- _Requirement_
Each line that holds the word "적극적으로" counts once; give the total for the records below and nothing else.

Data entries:
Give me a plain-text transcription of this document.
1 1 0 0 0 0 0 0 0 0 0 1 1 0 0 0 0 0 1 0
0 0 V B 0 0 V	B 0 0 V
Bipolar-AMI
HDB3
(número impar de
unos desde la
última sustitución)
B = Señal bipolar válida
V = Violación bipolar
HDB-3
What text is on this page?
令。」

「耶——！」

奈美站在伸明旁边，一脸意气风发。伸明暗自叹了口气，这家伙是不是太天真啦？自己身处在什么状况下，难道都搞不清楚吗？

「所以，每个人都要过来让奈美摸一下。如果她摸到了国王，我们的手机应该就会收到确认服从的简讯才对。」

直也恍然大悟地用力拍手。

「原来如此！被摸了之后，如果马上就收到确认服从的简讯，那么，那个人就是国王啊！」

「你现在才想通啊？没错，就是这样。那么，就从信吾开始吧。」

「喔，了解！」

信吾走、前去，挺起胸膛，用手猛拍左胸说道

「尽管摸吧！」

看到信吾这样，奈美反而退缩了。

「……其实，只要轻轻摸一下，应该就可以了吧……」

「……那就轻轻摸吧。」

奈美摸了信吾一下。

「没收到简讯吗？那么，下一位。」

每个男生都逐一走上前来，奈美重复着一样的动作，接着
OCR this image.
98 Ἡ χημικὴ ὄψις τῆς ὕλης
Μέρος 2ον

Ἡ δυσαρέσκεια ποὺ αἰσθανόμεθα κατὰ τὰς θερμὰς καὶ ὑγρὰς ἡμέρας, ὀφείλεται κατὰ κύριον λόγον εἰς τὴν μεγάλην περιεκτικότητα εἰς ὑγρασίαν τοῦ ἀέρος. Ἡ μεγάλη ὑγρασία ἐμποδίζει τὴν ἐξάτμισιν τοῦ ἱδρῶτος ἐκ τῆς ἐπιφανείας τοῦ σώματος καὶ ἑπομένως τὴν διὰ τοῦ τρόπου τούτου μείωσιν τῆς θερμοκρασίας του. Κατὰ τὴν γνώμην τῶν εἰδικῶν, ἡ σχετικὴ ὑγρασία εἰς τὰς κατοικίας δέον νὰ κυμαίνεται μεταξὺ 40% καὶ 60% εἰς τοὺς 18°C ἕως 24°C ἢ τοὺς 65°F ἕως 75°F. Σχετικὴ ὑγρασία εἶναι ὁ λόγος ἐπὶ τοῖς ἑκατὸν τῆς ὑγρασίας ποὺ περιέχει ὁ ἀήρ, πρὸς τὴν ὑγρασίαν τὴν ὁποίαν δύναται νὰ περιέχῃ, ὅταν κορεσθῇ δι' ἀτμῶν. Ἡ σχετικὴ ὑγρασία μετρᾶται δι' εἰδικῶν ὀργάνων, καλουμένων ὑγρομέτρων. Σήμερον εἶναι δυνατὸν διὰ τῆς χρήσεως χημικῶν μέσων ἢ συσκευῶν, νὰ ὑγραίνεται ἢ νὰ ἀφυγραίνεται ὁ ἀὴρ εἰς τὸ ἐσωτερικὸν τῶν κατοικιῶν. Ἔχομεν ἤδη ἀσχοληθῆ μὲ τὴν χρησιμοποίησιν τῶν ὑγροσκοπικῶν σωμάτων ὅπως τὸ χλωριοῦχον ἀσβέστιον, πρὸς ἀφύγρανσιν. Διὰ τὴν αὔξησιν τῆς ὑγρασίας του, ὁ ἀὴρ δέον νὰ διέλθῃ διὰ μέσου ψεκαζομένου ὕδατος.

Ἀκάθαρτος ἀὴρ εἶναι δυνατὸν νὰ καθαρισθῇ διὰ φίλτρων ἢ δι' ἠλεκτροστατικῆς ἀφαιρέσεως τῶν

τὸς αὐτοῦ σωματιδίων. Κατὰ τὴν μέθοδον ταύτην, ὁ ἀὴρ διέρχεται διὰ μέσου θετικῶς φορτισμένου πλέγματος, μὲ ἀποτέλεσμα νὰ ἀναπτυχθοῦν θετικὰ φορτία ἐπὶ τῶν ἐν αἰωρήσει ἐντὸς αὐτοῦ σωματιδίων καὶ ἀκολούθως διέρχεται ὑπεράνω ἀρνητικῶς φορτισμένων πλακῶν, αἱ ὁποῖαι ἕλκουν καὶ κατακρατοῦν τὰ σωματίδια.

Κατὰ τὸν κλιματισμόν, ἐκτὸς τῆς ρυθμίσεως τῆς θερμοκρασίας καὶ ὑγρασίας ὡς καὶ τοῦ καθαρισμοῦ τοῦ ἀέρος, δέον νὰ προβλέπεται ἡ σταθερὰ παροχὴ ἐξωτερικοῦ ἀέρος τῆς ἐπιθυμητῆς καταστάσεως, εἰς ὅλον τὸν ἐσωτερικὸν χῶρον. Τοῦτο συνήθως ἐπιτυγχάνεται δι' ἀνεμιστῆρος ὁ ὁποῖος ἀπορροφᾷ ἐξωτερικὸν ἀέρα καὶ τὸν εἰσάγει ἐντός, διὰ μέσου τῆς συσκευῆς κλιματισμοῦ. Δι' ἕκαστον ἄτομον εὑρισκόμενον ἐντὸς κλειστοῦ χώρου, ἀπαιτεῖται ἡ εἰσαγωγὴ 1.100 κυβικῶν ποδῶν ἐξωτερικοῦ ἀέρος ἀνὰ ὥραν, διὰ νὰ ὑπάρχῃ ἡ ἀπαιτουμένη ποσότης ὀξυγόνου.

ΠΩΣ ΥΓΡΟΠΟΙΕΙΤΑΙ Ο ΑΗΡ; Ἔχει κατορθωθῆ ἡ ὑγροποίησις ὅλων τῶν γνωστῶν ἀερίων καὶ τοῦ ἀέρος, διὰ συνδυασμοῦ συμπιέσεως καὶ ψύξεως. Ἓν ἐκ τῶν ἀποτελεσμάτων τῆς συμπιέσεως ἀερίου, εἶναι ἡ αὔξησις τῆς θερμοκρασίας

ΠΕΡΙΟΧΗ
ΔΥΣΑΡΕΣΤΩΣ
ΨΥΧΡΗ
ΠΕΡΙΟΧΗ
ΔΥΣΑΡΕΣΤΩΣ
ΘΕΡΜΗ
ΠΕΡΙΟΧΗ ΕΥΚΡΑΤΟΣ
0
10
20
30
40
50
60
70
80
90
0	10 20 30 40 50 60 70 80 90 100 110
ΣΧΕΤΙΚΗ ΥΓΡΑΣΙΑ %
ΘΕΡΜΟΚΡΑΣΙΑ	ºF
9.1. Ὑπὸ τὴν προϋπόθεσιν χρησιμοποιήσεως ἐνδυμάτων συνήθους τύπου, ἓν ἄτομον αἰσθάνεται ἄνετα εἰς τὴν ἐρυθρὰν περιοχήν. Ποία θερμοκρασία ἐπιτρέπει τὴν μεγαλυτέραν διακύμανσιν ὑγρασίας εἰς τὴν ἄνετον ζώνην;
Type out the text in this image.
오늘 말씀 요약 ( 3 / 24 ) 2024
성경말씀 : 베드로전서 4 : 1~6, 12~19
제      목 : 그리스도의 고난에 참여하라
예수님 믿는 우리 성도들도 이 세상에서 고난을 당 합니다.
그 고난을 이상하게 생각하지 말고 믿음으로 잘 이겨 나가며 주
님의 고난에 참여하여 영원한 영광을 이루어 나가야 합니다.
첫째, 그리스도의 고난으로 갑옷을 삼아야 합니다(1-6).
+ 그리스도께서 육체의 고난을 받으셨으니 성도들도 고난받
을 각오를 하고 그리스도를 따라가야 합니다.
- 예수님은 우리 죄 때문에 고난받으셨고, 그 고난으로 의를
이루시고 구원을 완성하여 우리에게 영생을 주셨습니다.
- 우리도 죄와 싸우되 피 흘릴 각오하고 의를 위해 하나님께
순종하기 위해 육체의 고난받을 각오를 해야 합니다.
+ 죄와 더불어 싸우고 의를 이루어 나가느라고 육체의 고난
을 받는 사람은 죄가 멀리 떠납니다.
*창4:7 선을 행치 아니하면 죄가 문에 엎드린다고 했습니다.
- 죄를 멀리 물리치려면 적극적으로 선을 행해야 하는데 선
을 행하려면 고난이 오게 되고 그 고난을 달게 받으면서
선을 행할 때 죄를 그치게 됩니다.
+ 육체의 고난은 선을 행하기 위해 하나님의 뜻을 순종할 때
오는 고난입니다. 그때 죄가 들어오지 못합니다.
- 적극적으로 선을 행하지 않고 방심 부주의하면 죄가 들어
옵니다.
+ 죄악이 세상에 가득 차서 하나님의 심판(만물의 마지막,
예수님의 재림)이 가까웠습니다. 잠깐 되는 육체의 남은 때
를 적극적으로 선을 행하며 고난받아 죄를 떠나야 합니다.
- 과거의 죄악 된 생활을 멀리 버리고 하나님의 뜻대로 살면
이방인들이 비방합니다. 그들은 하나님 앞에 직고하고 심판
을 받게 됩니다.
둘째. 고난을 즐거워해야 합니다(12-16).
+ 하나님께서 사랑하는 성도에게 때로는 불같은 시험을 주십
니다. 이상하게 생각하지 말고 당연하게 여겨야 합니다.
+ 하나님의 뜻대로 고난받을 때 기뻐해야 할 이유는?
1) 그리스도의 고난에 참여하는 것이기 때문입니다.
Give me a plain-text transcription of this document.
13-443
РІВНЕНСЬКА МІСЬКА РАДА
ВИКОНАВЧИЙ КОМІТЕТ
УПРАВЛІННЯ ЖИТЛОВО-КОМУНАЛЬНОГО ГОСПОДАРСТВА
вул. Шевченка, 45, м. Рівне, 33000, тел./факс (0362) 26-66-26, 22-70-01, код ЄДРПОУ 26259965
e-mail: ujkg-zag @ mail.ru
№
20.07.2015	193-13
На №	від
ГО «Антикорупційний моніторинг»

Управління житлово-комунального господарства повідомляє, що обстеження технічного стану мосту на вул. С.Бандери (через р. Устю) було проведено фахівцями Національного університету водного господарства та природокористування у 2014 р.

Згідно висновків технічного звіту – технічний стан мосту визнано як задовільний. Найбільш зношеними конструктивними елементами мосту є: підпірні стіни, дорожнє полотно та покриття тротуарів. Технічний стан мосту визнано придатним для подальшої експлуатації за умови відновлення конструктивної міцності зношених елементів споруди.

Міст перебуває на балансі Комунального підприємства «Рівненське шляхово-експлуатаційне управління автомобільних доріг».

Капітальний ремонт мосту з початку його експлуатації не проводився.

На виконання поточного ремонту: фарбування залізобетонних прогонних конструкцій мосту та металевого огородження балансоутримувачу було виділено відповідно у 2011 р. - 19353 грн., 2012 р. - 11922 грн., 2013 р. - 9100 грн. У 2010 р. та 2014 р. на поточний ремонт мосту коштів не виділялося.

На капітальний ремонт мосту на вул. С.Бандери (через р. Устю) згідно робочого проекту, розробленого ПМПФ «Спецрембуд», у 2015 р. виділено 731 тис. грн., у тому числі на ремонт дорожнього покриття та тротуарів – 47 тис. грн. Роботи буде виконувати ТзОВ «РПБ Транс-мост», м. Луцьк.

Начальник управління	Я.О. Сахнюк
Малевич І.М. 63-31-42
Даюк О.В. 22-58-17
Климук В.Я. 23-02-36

- _Expected answer_
3